START Given data

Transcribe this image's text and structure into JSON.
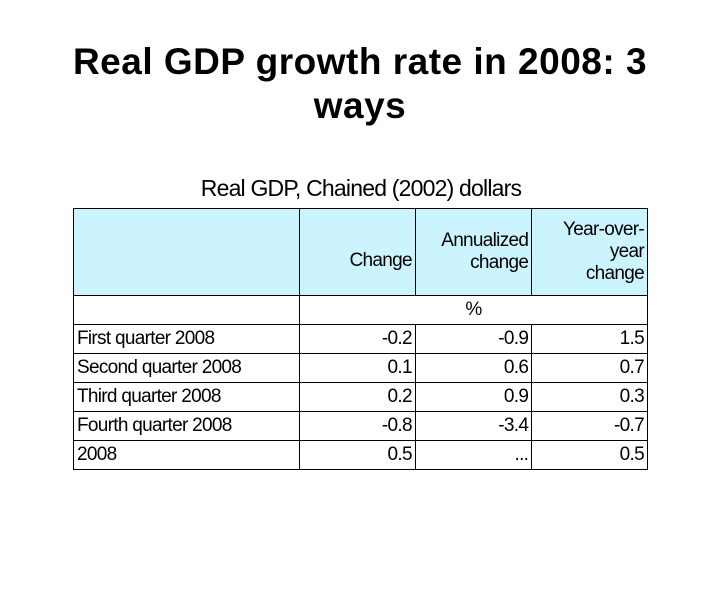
{
  "title": {
    "line1": "Real GDP growth rate in 2008: 3",
    "line2": "ways"
  },
  "table": {
    "caption": "Real GDP, Chained (2002) dollars",
    "headers": {
      "label": "",
      "change": "Change",
      "annualized_line1": "Annualized",
      "annualized_line2": "change",
      "yoy_line1": "Year-over-",
      "yoy_line2": "year",
      "yoy_line3": "change"
    },
    "unit": "%",
    "rows": [
      {
        "label": "First quarter  2008",
        "change": "-0.2",
        "annualized": "-0.9",
        "yoy": "1.5"
      },
      {
        "label": "Second quarter  2008",
        "change": "0.1",
        "annualized": "0.6",
        "yoy": "0.7"
      },
      {
        "label": "Third quarter  2008",
        "change": "0.2",
        "annualized": "0.9",
        "yoy": "0.3"
      },
      {
        "label": "Fourth quarter  2008",
        "change": "-0.8",
        "annualized": "-3.4",
        "yoy": "-0.7"
      },
      {
        "label": "2008",
        "change": "0.5",
        "annualized": "...",
        "yoy": "0.5"
      }
    ]
  }
}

END Given data

## Exercise instructions:
Pictures in the records above are left out; print everything else exactly as written.

## Expected answer:
Transcribe this image's text and structure into JSON.
{
  "title": {
    "line1": "Real GDP growth rate in 2008: 3",
    "line2": "ways"
  },
  "table": {
    "caption": "Real GDP, Chained (2002) dollars",
    "headers": {
      "label": "",
      "change": "Change",
      "annualized_line1": "Annualized",
      "annualized_line2": "change",
      "yoy_line1": "Year-over-",
      "yoy_line2": "year",
      "yoy_line3": "change"
    },
    "unit": "%",
    "rows": [
      {
        "label": "First quarter  2008",
        "change": "-0.2",
        "annualized": "-0.9",
        "yoy": "1.5"
      },
      {
        "label": "Second quarter  2008",
        "change": "0.1",
        "annualized": "0.6",
        "yoy": "0.7"
      },
      {
        "label": "Third quarter  2008",
        "change": "0.2",
        "annualized": "0.9",
        "yoy": "0.3"
      },
      {
        "label": "Fourth quarter  2008",
        "change": "-0.8",
        "annualized": "-3.4",
        "yoy": "-0.7"
      },
      {
        "label": "2008",
        "change": "0.5",
        "annualized": "...",
        "yoy": "0.5"
      }
    ]
  }
}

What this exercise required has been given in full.